Extracts from a graphics dataset

--------------------------------------------------

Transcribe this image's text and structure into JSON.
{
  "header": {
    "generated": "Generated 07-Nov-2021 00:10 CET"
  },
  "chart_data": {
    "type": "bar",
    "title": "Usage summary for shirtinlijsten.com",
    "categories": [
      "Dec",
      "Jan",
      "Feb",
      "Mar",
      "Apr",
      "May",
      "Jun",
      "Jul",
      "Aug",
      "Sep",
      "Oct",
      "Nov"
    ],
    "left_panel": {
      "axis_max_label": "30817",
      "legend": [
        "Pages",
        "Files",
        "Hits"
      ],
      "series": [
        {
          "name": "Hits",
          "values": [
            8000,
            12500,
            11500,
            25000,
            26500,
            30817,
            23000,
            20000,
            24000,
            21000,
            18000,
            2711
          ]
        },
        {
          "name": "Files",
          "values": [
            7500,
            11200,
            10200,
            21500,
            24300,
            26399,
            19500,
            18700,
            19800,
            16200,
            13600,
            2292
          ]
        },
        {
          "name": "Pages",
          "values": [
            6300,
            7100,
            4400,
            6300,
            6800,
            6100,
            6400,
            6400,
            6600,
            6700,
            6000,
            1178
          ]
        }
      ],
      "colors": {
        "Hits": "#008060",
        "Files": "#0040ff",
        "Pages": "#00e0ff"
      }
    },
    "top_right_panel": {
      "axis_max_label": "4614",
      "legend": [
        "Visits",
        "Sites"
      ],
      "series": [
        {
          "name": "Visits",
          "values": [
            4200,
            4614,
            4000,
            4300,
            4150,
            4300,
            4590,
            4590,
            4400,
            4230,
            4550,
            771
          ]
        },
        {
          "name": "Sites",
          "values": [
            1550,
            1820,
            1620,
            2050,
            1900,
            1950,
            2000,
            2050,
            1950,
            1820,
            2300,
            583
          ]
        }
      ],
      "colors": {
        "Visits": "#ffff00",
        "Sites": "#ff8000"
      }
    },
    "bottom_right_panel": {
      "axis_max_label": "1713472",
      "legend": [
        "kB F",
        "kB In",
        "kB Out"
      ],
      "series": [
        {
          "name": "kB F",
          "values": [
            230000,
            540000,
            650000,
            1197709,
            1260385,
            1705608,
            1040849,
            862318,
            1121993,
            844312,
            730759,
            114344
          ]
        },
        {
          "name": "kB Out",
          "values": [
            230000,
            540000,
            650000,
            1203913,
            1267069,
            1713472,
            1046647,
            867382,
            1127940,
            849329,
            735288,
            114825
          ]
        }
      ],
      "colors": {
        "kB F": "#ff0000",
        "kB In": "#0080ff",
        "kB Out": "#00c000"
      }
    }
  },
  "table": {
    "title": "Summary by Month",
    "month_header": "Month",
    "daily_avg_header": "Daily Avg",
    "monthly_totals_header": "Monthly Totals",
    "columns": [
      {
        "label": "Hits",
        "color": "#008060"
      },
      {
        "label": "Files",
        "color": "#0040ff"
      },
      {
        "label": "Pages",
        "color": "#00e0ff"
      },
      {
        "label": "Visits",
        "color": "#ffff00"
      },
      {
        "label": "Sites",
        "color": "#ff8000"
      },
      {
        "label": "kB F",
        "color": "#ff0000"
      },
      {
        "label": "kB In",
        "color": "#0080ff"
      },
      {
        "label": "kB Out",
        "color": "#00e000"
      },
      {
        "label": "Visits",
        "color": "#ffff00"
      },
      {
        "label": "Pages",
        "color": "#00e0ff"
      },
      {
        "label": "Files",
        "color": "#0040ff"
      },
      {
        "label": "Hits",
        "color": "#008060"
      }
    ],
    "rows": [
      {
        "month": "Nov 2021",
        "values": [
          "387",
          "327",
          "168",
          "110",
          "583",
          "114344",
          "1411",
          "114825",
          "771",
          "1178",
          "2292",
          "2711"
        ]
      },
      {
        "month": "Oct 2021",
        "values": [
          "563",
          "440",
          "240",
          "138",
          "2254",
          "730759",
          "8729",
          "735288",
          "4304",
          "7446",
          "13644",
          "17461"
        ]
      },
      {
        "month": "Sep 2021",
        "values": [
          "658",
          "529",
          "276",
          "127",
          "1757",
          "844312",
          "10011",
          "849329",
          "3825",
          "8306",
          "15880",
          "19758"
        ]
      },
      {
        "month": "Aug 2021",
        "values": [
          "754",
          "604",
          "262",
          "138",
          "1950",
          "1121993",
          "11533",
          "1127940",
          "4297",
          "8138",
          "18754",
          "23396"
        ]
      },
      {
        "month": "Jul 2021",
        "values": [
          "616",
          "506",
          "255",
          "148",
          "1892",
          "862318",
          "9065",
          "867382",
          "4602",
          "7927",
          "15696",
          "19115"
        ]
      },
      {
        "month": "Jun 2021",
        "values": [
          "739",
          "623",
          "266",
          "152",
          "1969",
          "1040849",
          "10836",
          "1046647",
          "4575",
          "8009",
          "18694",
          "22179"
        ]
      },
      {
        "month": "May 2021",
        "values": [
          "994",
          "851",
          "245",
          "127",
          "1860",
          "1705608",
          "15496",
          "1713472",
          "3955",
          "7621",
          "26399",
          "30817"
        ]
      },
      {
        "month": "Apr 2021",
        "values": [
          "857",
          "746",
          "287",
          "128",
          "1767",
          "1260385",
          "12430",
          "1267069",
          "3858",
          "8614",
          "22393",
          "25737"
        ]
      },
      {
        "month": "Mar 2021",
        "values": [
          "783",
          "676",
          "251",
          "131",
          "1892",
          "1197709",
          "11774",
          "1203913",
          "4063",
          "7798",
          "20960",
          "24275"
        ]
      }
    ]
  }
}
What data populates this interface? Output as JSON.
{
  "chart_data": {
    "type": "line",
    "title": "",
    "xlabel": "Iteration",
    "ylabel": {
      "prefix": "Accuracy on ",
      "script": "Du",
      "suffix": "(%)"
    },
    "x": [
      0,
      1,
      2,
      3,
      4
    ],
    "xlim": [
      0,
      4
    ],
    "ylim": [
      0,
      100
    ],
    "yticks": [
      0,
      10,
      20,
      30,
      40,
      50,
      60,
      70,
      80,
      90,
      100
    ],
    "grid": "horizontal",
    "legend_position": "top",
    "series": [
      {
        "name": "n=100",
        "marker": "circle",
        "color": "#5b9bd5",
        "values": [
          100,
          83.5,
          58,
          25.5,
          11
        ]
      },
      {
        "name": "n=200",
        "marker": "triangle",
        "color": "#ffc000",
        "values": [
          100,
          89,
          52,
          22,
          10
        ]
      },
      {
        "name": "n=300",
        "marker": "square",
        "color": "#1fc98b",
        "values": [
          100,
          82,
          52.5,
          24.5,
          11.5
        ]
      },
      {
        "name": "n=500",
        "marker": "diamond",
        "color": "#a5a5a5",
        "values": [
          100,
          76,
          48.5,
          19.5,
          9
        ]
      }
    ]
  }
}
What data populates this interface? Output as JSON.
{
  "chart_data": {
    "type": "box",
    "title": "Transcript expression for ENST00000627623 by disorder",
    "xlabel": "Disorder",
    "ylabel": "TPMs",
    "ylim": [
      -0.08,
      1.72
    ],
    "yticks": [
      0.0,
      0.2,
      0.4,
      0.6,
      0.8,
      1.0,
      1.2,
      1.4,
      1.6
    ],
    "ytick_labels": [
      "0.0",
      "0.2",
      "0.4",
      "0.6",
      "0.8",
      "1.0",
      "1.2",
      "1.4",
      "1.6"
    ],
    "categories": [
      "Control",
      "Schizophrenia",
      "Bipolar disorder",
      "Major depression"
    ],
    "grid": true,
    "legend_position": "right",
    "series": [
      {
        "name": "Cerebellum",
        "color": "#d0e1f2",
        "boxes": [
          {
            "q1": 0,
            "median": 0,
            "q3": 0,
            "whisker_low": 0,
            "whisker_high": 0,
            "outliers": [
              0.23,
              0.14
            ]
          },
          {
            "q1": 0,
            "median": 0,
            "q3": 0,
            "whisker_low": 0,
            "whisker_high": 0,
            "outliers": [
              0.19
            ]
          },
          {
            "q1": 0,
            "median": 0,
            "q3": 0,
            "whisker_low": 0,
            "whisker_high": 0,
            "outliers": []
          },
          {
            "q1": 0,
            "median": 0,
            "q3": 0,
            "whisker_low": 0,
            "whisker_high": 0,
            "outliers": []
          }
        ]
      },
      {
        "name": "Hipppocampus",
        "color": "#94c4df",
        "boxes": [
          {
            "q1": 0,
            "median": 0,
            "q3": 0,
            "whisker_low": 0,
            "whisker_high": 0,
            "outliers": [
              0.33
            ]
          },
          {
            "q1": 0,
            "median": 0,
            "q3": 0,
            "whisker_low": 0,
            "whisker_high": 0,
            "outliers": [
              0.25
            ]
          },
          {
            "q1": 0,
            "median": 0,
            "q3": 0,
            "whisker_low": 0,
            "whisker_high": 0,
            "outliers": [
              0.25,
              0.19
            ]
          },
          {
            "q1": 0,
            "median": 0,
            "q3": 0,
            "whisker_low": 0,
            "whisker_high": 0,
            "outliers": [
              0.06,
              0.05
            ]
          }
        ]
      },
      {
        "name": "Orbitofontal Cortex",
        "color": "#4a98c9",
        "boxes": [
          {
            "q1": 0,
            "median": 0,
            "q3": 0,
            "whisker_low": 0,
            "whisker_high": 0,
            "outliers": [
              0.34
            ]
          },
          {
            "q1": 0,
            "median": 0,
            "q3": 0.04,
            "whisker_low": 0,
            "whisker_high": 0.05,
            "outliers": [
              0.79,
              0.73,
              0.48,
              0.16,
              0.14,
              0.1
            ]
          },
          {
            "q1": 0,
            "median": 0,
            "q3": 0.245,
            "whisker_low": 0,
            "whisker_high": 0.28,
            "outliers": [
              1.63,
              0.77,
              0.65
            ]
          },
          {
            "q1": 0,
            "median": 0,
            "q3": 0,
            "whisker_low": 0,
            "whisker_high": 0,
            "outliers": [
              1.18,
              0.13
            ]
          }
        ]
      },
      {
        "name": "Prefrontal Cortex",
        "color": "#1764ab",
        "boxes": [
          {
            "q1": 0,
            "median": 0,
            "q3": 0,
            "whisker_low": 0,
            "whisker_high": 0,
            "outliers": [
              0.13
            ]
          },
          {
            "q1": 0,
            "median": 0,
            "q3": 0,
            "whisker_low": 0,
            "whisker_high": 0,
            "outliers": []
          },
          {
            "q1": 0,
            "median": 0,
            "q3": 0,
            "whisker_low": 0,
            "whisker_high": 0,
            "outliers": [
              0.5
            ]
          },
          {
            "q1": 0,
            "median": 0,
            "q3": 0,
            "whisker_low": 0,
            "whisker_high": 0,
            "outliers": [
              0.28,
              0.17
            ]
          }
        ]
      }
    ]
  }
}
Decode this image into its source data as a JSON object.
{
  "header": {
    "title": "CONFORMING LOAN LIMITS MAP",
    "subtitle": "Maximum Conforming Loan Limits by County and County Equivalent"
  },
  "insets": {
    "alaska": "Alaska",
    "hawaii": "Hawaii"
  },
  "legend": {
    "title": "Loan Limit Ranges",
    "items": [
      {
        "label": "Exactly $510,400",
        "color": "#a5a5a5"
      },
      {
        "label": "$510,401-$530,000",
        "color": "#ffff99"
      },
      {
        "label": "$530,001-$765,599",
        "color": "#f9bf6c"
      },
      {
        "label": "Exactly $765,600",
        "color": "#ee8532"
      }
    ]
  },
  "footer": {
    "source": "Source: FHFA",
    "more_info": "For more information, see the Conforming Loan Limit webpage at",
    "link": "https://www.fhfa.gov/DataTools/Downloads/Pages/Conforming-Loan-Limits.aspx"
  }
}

--------------------------------------------------

# WHAT IS REQUIRED
Write down every line of the data above that includes the string "Cortex".

# RESPONSE
        "name": "Orbitofontal Cortex",
        "name": "Prefrontal Cortex",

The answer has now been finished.